DATA FOR THIS EXERCISE
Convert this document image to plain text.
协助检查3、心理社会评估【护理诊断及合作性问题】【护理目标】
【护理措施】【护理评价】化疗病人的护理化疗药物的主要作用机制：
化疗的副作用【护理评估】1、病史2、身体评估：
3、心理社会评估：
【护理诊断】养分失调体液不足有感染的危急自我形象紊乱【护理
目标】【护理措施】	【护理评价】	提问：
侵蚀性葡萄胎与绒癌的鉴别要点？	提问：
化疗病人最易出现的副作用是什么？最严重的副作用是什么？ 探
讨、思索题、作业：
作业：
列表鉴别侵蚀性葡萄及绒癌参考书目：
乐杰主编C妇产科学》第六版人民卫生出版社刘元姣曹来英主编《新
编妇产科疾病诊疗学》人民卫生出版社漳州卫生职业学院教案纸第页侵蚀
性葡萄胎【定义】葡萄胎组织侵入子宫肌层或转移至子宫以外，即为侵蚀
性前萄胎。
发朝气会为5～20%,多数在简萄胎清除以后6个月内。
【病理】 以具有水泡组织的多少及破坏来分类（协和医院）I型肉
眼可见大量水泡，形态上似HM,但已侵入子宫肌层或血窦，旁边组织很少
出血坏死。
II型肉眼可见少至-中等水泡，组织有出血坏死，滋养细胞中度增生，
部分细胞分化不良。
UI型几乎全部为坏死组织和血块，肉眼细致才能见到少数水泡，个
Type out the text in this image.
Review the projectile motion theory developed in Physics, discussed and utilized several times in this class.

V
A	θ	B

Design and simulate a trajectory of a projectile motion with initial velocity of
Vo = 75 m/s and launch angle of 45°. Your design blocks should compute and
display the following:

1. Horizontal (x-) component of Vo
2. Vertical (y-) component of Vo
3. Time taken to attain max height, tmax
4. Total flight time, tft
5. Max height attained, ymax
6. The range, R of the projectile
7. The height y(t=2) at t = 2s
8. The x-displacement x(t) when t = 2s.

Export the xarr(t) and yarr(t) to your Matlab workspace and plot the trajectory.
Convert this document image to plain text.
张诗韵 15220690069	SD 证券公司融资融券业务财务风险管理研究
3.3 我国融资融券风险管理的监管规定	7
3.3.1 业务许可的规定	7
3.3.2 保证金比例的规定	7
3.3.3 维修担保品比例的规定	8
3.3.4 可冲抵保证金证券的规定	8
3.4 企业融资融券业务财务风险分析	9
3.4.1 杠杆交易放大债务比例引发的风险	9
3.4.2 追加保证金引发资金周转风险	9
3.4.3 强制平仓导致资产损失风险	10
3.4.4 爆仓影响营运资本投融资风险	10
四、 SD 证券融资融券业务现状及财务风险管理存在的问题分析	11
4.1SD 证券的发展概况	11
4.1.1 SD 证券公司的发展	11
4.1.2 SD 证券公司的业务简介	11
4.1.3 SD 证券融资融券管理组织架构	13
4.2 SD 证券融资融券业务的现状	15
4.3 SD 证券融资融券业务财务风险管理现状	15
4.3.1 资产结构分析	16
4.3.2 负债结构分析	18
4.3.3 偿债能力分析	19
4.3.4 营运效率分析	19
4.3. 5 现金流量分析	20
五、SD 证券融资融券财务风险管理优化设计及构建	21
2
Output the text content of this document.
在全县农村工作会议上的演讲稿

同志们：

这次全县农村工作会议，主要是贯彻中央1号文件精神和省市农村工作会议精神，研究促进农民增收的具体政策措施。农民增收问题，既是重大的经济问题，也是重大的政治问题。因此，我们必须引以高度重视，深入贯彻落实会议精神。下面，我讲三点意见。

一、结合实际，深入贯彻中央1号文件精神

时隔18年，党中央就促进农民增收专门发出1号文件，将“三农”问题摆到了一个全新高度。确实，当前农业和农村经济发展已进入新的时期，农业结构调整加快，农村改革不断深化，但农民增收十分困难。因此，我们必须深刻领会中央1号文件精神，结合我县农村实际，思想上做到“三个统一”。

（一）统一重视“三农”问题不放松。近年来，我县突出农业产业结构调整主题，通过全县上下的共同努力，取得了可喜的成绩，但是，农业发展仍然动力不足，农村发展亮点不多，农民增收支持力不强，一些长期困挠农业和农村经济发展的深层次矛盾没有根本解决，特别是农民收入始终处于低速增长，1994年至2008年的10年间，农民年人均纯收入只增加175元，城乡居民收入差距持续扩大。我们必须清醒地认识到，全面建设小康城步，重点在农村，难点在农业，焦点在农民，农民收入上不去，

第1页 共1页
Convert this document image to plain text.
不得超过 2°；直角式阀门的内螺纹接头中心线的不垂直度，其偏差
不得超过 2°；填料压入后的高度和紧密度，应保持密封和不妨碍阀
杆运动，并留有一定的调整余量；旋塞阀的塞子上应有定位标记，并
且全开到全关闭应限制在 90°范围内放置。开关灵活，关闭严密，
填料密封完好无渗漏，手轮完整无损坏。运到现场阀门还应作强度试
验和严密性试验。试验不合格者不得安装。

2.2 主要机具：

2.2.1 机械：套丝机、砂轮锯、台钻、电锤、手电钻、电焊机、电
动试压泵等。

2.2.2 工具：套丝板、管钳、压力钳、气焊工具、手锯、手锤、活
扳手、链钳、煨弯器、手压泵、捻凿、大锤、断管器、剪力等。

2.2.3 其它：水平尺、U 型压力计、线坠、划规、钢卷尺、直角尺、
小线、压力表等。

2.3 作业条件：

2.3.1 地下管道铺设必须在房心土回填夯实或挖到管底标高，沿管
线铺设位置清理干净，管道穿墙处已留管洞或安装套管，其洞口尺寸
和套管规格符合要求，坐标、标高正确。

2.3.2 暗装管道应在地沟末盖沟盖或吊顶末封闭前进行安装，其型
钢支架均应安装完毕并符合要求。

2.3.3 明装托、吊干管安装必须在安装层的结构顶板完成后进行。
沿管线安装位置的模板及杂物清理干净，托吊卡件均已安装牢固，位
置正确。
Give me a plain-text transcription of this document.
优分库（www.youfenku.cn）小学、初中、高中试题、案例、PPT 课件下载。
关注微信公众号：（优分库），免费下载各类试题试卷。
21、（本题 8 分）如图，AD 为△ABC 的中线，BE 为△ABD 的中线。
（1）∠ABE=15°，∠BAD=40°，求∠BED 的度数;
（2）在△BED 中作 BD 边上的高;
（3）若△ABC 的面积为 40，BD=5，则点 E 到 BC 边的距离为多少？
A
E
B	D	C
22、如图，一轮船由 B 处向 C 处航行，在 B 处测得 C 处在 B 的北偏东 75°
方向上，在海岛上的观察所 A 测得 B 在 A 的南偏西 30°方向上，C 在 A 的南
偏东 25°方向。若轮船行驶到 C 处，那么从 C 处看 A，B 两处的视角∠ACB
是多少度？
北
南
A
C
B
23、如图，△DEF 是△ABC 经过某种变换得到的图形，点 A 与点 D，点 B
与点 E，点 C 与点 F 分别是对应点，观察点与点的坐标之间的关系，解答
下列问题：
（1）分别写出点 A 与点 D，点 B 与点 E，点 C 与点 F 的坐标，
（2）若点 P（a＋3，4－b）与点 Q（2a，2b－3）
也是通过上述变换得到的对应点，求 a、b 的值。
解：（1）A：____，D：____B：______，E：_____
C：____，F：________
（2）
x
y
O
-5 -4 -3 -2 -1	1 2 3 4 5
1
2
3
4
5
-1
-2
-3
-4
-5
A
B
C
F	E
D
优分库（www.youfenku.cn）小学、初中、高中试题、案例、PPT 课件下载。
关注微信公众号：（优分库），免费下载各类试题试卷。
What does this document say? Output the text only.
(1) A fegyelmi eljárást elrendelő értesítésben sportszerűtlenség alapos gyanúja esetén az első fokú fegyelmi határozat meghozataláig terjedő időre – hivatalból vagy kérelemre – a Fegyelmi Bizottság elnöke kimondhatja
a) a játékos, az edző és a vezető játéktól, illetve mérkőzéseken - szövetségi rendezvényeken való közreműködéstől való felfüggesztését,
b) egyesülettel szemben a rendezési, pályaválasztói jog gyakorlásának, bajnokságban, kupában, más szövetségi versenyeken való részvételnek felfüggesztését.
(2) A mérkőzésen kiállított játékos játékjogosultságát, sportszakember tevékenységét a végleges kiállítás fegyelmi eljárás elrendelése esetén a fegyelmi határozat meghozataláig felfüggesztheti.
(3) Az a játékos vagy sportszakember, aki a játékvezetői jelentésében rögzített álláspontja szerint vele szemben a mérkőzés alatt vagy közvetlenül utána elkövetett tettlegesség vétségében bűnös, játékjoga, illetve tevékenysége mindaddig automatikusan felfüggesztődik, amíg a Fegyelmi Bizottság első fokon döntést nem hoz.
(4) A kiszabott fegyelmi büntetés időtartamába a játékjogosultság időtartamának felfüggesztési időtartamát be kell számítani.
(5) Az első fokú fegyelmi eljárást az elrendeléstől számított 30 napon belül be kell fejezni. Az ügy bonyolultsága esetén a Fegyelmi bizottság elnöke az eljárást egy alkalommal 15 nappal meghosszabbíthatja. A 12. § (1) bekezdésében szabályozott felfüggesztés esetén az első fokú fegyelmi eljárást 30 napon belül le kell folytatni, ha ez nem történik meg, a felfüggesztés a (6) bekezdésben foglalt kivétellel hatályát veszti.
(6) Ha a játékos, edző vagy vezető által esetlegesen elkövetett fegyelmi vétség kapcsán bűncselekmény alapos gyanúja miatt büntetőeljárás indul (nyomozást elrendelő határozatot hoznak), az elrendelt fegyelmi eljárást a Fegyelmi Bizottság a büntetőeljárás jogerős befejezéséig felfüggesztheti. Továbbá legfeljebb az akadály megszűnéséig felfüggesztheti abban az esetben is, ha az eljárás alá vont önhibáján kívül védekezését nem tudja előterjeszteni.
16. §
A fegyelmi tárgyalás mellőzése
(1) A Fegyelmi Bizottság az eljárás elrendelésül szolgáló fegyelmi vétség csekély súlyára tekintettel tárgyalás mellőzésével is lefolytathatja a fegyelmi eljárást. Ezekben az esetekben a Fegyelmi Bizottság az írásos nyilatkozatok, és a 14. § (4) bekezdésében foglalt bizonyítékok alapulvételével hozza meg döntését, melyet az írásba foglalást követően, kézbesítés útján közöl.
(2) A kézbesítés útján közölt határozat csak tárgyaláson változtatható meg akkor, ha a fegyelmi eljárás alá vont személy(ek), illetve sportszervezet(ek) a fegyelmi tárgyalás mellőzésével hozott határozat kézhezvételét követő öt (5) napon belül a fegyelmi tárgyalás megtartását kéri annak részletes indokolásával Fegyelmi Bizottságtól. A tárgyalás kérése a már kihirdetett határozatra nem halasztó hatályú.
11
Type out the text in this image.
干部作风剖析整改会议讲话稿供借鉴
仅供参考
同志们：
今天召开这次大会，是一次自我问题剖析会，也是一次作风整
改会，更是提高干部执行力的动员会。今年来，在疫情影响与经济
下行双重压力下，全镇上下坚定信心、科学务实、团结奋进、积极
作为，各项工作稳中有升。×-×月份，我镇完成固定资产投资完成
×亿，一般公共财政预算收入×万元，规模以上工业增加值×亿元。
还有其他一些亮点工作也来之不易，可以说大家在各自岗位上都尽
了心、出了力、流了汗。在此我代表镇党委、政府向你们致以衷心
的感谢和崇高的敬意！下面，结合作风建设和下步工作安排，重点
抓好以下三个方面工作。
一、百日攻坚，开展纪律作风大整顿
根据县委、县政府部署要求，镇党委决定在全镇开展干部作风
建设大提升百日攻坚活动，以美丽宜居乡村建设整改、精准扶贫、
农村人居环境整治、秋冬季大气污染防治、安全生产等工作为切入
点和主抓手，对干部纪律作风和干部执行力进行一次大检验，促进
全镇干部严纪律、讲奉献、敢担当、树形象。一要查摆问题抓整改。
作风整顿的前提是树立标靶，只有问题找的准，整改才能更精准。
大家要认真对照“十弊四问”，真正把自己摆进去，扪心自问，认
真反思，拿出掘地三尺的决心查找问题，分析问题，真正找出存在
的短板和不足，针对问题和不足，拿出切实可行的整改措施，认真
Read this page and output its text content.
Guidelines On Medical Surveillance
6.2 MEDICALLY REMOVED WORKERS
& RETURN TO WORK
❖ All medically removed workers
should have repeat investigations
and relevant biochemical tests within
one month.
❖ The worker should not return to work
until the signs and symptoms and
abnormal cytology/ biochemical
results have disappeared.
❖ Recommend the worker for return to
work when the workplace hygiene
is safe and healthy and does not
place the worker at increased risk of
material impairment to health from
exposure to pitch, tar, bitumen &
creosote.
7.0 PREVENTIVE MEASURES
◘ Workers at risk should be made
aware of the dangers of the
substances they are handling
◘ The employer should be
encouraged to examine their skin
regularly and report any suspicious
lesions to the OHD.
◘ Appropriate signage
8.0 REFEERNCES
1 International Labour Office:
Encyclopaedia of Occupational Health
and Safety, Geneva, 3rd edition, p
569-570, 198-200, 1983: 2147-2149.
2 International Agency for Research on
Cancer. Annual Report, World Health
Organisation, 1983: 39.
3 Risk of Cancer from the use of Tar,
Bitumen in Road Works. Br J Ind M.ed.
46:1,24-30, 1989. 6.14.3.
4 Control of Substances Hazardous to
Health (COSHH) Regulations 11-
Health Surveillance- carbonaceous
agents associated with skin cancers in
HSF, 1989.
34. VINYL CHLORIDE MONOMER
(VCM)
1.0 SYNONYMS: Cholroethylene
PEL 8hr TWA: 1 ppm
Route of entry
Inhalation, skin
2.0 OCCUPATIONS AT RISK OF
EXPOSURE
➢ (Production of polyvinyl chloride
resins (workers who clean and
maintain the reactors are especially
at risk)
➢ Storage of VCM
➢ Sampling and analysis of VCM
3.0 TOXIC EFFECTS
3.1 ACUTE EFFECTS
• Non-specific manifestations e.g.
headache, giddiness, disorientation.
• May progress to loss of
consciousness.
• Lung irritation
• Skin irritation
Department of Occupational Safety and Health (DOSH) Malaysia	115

EXERCISE TASK
Go through the data and gather every line that holds "való".

FULL RESPONSE
a) a játékos, az edző és a vezető játéktól, illetve mérkőzéseken - szövetségi rendezvényeken való közreműködéstől való felfüggesztését,
b) egyesülettel szemben a rendezési, pályaválasztói jog gyakorlásának, bajnokságban, kupában, más szövetségi versenyeken való részvételnek felfüggesztését.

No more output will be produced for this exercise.